# Directions
Transcribe all of the material exactly. Any picture in it should be left out.

# Given data
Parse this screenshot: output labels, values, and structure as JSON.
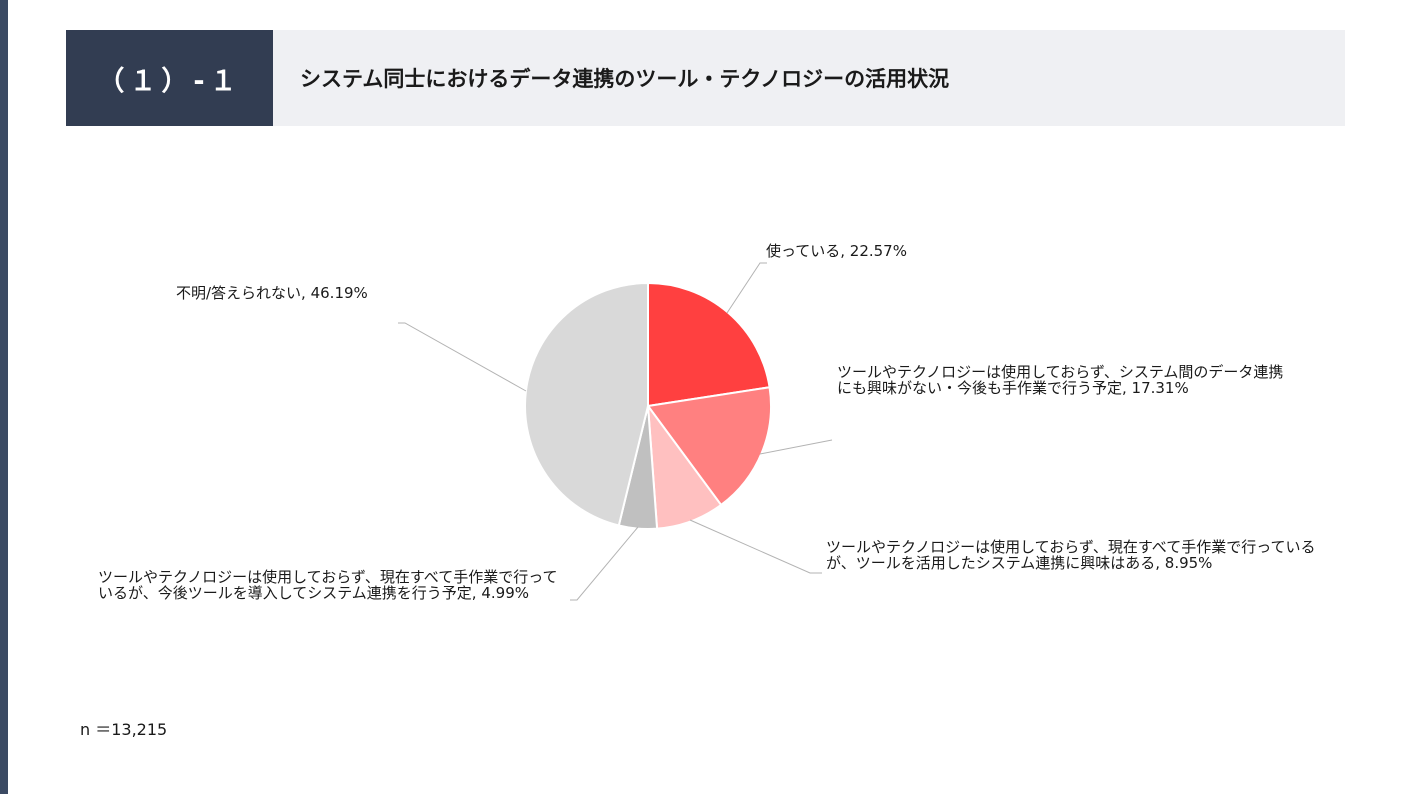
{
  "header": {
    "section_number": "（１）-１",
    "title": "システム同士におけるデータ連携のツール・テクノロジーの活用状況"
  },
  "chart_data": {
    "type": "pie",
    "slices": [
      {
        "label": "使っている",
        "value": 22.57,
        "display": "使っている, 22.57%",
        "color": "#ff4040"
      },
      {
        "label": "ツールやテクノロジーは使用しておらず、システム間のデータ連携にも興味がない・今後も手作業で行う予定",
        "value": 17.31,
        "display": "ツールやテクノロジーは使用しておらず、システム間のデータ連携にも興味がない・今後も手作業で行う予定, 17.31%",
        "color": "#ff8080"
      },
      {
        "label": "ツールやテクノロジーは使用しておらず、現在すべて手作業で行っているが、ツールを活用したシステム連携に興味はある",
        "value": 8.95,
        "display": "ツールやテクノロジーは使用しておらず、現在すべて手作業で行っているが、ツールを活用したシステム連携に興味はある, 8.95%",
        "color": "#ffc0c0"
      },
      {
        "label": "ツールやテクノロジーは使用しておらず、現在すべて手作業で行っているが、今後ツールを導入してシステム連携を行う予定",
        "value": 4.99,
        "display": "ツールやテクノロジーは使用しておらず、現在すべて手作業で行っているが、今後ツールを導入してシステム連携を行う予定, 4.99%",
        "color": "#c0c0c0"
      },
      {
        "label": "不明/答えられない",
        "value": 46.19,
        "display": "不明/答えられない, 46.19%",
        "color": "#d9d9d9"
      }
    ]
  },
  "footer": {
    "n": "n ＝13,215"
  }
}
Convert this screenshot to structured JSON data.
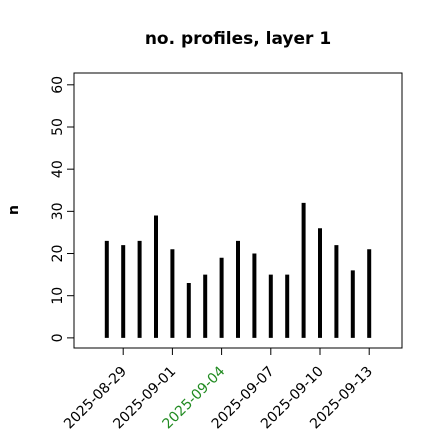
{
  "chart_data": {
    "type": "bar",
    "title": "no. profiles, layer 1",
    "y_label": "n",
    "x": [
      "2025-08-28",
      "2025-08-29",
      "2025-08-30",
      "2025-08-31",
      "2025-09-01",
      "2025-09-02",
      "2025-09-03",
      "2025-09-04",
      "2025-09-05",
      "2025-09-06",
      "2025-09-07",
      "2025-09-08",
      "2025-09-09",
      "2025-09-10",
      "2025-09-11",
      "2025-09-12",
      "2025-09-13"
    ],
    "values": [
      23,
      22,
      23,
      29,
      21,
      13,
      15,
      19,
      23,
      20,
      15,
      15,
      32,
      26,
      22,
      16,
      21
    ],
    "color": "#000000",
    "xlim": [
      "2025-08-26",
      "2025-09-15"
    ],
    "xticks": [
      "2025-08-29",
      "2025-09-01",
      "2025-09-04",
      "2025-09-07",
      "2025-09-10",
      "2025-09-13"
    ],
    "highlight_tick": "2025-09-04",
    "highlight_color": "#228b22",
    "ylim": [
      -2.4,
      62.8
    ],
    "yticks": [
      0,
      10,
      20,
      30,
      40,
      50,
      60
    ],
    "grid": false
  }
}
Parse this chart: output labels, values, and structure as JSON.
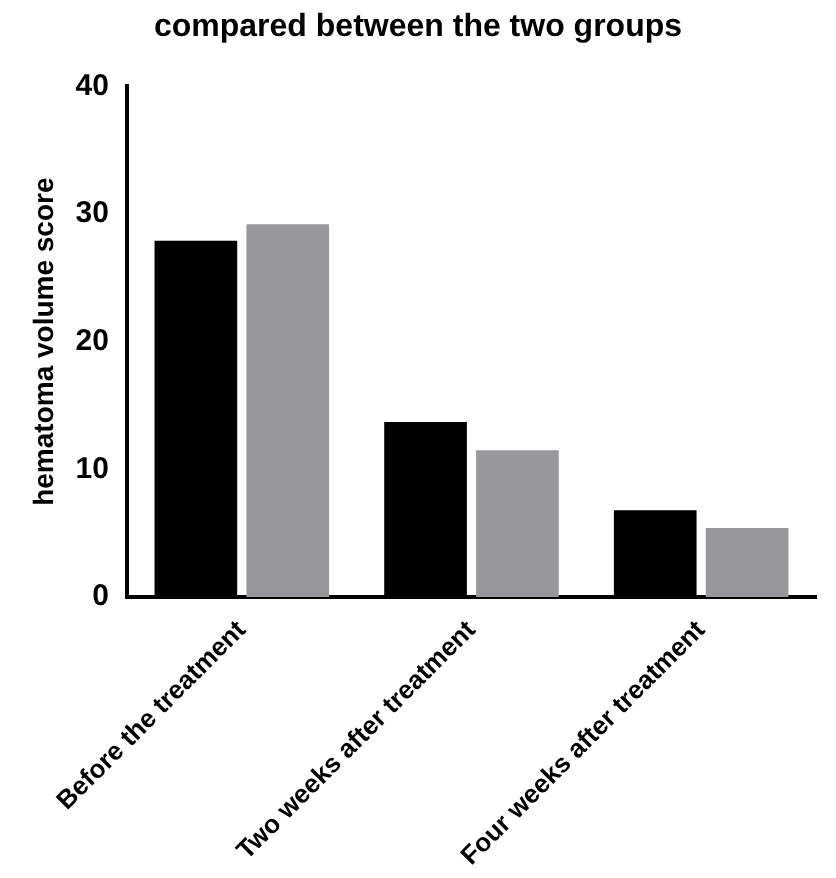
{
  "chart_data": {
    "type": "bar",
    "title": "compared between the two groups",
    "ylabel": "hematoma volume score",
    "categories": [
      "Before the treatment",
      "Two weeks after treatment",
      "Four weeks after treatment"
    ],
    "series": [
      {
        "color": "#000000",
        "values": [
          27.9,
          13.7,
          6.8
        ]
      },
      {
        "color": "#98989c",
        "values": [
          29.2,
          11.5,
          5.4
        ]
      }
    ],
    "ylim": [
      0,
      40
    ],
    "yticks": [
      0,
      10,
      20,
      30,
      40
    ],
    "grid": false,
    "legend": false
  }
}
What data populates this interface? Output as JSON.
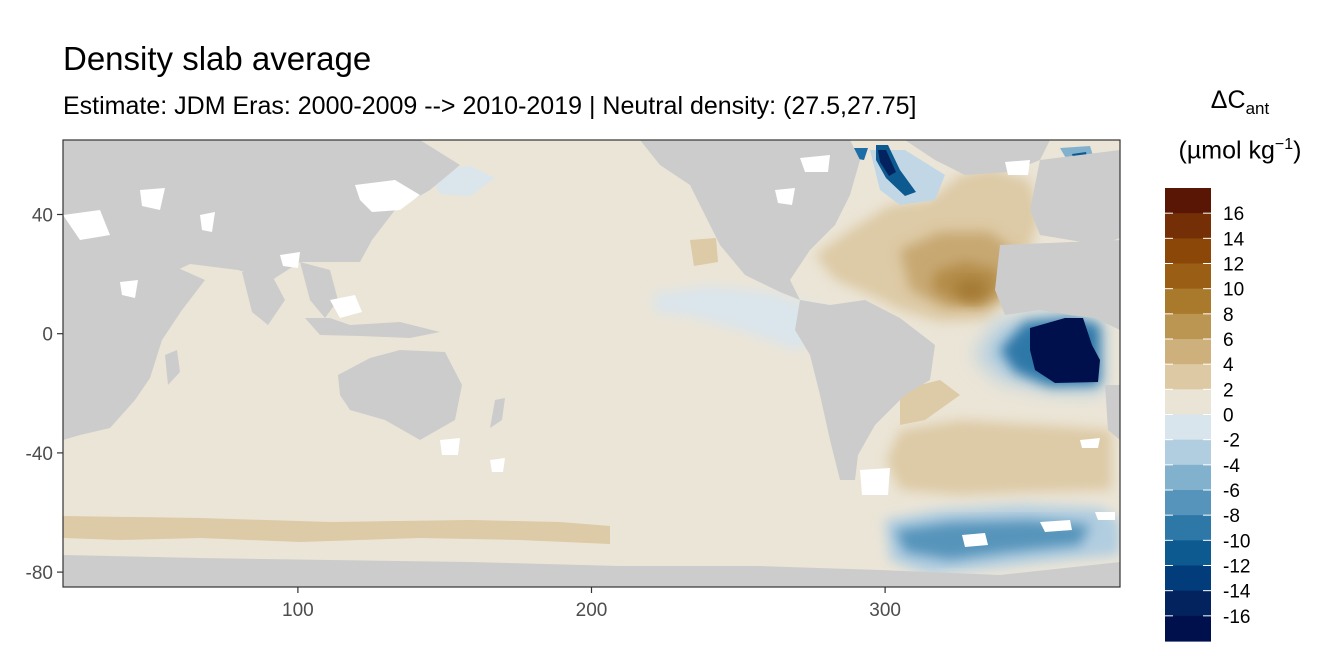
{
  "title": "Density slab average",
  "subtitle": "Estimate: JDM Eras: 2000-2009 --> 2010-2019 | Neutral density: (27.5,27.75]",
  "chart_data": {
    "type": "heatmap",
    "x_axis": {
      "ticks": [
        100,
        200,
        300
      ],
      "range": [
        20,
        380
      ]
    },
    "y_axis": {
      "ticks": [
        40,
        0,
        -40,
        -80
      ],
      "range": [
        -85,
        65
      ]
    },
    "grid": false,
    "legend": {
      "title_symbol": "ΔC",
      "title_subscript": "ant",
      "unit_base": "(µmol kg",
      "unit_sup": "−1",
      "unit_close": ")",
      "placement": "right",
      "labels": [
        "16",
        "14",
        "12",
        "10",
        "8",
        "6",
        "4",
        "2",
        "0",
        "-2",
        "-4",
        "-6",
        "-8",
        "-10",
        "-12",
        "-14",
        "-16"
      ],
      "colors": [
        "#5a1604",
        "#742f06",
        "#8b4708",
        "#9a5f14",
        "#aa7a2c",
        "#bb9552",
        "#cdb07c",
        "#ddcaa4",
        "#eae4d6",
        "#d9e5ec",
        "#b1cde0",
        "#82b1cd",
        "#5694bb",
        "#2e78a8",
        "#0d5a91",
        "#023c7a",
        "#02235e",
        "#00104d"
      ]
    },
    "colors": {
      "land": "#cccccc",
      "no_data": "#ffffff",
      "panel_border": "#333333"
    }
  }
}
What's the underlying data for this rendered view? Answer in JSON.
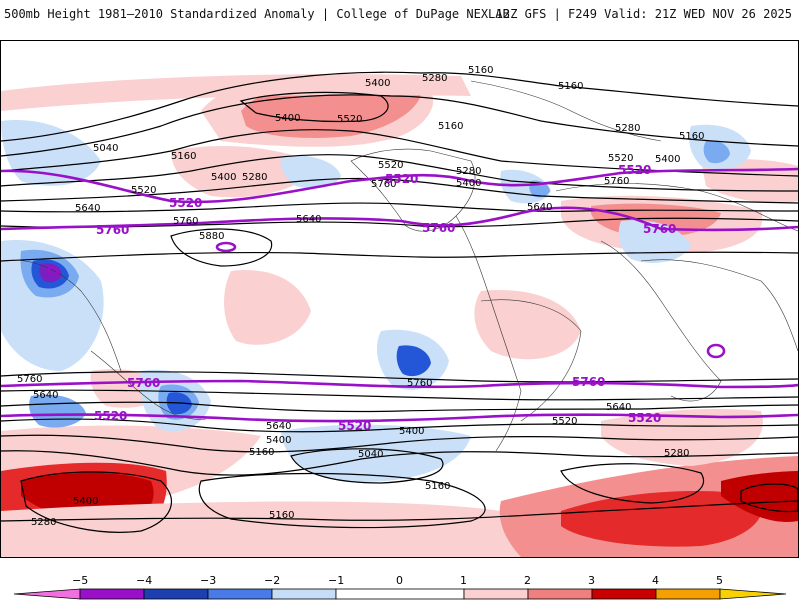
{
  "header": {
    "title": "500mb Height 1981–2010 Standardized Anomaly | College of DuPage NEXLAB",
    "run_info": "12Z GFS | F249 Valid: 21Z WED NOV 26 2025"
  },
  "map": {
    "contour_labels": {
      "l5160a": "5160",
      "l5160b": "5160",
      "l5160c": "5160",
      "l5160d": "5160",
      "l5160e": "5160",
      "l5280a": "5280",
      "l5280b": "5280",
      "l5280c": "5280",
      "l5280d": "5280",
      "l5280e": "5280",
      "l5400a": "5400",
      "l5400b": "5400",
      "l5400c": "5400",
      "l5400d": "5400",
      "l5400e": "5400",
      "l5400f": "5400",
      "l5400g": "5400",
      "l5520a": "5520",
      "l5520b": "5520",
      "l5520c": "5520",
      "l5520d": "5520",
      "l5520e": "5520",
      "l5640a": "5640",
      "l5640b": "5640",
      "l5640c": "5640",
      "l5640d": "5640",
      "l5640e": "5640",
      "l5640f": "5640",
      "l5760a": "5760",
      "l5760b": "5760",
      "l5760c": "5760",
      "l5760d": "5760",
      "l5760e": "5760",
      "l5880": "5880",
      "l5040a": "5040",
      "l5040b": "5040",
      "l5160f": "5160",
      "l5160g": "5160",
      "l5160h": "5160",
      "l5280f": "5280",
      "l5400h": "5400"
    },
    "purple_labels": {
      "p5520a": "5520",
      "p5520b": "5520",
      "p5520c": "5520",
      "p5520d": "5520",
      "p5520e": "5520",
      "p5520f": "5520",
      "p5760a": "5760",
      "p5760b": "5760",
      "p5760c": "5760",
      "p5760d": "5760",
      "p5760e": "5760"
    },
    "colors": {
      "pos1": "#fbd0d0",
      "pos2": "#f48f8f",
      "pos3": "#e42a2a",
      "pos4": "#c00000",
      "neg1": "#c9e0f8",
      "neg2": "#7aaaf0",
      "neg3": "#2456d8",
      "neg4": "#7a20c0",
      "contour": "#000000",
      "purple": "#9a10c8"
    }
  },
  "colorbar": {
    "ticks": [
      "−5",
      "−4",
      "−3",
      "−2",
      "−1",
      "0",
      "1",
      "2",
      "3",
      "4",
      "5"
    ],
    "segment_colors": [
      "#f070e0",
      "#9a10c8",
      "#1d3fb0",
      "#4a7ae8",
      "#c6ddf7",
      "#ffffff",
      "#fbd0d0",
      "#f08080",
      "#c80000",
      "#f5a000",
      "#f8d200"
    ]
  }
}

# Finished task
Parse this screenshot: output labels, values, and structure as JSON.
{
  "header": {
    "section_number": "（１）-１",
    "title": "システム同士におけるデータ連携のツール・テクノロジーの活用状況"
  },
  "chart_data": {
    "type": "pie",
    "slices": [
      {
        "label": "使っている",
        "value": 22.57,
        "display": "使っている, 22.57%",
        "color": "#ff4040"
      },
      {
        "label": "ツールやテクノロジーは使用しておらず、システム間のデータ連携にも興味がない・今後も手作業で行う予定",
        "value": 17.31,
        "display": "ツールやテクノロジーは使用しておらず、システム間のデータ連携にも興味がない・今後も手作業で行う予定, 17.31%",
        "color": "#ff8080"
      },
      {
        "label": "ツールやテクノロジーは使用しておらず、現在すべて手作業で行っているが、ツールを活用したシステム連携に興味はある",
        "value": 8.95,
        "display": "ツールやテクノロジーは使用しておらず、現在すべて手作業で行っているが、ツールを活用したシステム連携に興味はある, 8.95%",
        "color": "#ffc0c0"
      },
      {
        "label": "ツールやテクノロジーは使用しておらず、現在すべて手作業で行っているが、今後ツールを導入してシステム連携を行う予定",
        "value": 4.99,
        "display": "ツールやテクノロジーは使用しておらず、現在すべて手作業で行っているが、今後ツールを導入してシステム連携を行う予定, 4.99%",
        "color": "#c0c0c0"
      },
      {
        "label": "不明/答えられない",
        "value": 46.19,
        "display": "不明/答えられない, 46.19%",
        "color": "#d9d9d9"
      }
    ]
  },
  "footer": {
    "n": "n ＝13,215"
  }
}
Convert this screenshot to structured JSON data.
{
  "chart_data": {
    "type": "bar",
    "title": "no. profiles, layer 1",
    "y_label": "n",
    "x": [
      "2025-08-28",
      "2025-08-29",
      "2025-08-30",
      "2025-08-31",
      "2025-09-01",
      "2025-09-02",
      "2025-09-03",
      "2025-09-04",
      "2025-09-05",
      "2025-09-06",
      "2025-09-07",
      "2025-09-08",
      "2025-09-09",
      "2025-09-10",
      "2025-09-11",
      "2025-09-12",
      "2025-09-13"
    ],
    "values": [
      23,
      22,
      23,
      29,
      21,
      13,
      15,
      19,
      23,
      20,
      15,
      15,
      32,
      26,
      22,
      16,
      21
    ],
    "color": "#000000",
    "xlim": [
      "2025-08-26",
      "2025-09-15"
    ],
    "xticks": [
      "2025-08-29",
      "2025-09-01",
      "2025-09-04",
      "2025-09-07",
      "2025-09-10",
      "2025-09-13"
    ],
    "highlight_tick": "2025-09-04",
    "highlight_color": "#228b22",
    "ylim": [
      -2.4,
      62.8
    ],
    "yticks": [
      0,
      10,
      20,
      30,
      40,
      50,
      60
    ],
    "grid": false
  }
}
Parse this chart: output labels, values, and structure as JSON.
{
  "chart_data": {
    "type": "bar",
    "title": "compared between the two groups",
    "ylabel": "hematoma volume score",
    "categories": [
      "Before the treatment",
      "Two weeks after treatment",
      "Four weeks after treatment"
    ],
    "series": [
      {
        "color": "#000000",
        "values": [
          27.9,
          13.7,
          6.8
        ]
      },
      {
        "color": "#98989c",
        "values": [
          29.2,
          11.5,
          5.4
        ]
      }
    ],
    "ylim": [
      0,
      40
    ],
    "yticks": [
      0,
      10,
      20,
      30,
      40
    ],
    "grid": false,
    "legend": false
  }
}
What data populates this interface? Output as JSON.
{
  "title": "Density slab average",
  "subtitle": "Estimate: JDM Eras: 2000-2009 --> 2010-2019 | Neutral density: (27.5,27.75]",
  "chart_data": {
    "type": "heatmap",
    "x_axis": {
      "ticks": [
        100,
        200,
        300
      ],
      "range": [
        20,
        380
      ]
    },
    "y_axis": {
      "ticks": [
        40,
        0,
        -40,
        -80
      ],
      "range": [
        -85,
        65
      ]
    },
    "grid": false,
    "legend": {
      "title_symbol": "ΔC",
      "title_subscript": "ant",
      "unit_base": "(µmol kg",
      "unit_sup": "−1",
      "unit_close": ")",
      "placement": "right",
      "labels": [
        "16",
        "14",
        "12",
        "10",
        "8",
        "6",
        "4",
        "2",
        "0",
        "-2",
        "-4",
        "-6",
        "-8",
        "-10",
        "-12",
        "-14",
        "-16"
      ],
      "colors": [
        "#5a1604",
        "#742f06",
        "#8b4708",
        "#9a5f14",
        "#aa7a2c",
        "#bb9552",
        "#cdb07c",
        "#ddcaa4",
        "#eae4d6",
        "#d9e5ec",
        "#b1cde0",
        "#82b1cd",
        "#5694bb",
        "#2e78a8",
        "#0d5a91",
        "#023c7a",
        "#02235e",
        "#00104d"
      ]
    },
    "colors": {
      "land": "#cccccc",
      "no_data": "#ffffff",
      "panel_border": "#333333"
    }
  }
}
What's the underlying data for this rendered view? Answer in JSON.
{
  "header": {
    "title": "500mb Height 1981–2010 Standardized Anomaly | College of DuPage NEXLAB",
    "run_info": "12Z GFS | F249 Valid: 21Z WED NOV 26 2025"
  },
  "map": {
    "contour_labels": {
      "l5160a": "5160",
      "l5160b": "5160",
      "l5160c": "5160",
      "l5160d": "5160",
      "l5160e": "5160",
      "l5280a": "5280",
      "l5280b": "5280",
      "l5280c": "5280",
      "l5280d": "5280",
      "l5280e": "5280",
      "l5400a": "5400",
      "l5400b": "5400",
      "l5400c": "5400",
      "l5400d": "5400",
      "l5400e": "5400",
      "l5400f": "5400",
      "l5400g": "5400",
      "l5520a": "5520",
      "l5520b": "5520",
      "l5520c": "5520",
      "l5520d": "5520",
      "l5520e": "5520",
      "l5640a": "5640",
      "l5640b": "5640",
      "l5640c": "5640",
      "l5640d": "5640",
      "l5640e": "5640",
      "l5640f": "5640",
      "l5760a": "5760",
      "l5760b": "5760",
      "l5760c": "5760",
      "l5760d": "5760",
      "l5760e": "5760",
      "l5880": "5880",
      "l5040a": "5040",
      "l5040b": "5040",
      "l5160f": "5160",
      "l5160g": "5160",
      "l5160h": "5160",
      "l5280f": "5280",
      "l5400h": "5400"
    },
    "purple_labels": {
      "p5520a": "5520",
      "p5520b": "5520",
      "p5520c": "5520",
      "p5520d": "5520",
      "p5520e": "5520",
      "p5520f": "5520",
      "p5760a": "5760",
      "p5760b": "5760",
      "p5760c": "5760",
      "p5760d": "5760",
      "p5760e": "5760"
    },
    "colors": {
      "pos1": "#fbd0d0",
      "pos2": "#f48f8f",
      "pos3": "#e42a2a",
      "pos4": "#c00000",
      "neg1": "#c9e0f8",
      "neg2": "#7aaaf0",
      "neg3": "#2456d8",
      "neg4": "#7a20c0",
      "contour": "#000000",
      "purple": "#9a10c8"
    }
  },
  "colorbar": {
    "ticks": [
      "−5",
      "−4",
      "−3",
      "−2",
      "−1",
      "0",
      "1",
      "2",
      "3",
      "4",
      "5"
    ],
    "segment_colors": [
      "#f070e0",
      "#9a10c8",
      "#1d3fb0",
      "#4a7ae8",
      "#c6ddf7",
      "#ffffff",
      "#fbd0d0",
      "#f08080",
      "#c80000",
      "#f5a000",
      "#f8d200"
    ]
  }
}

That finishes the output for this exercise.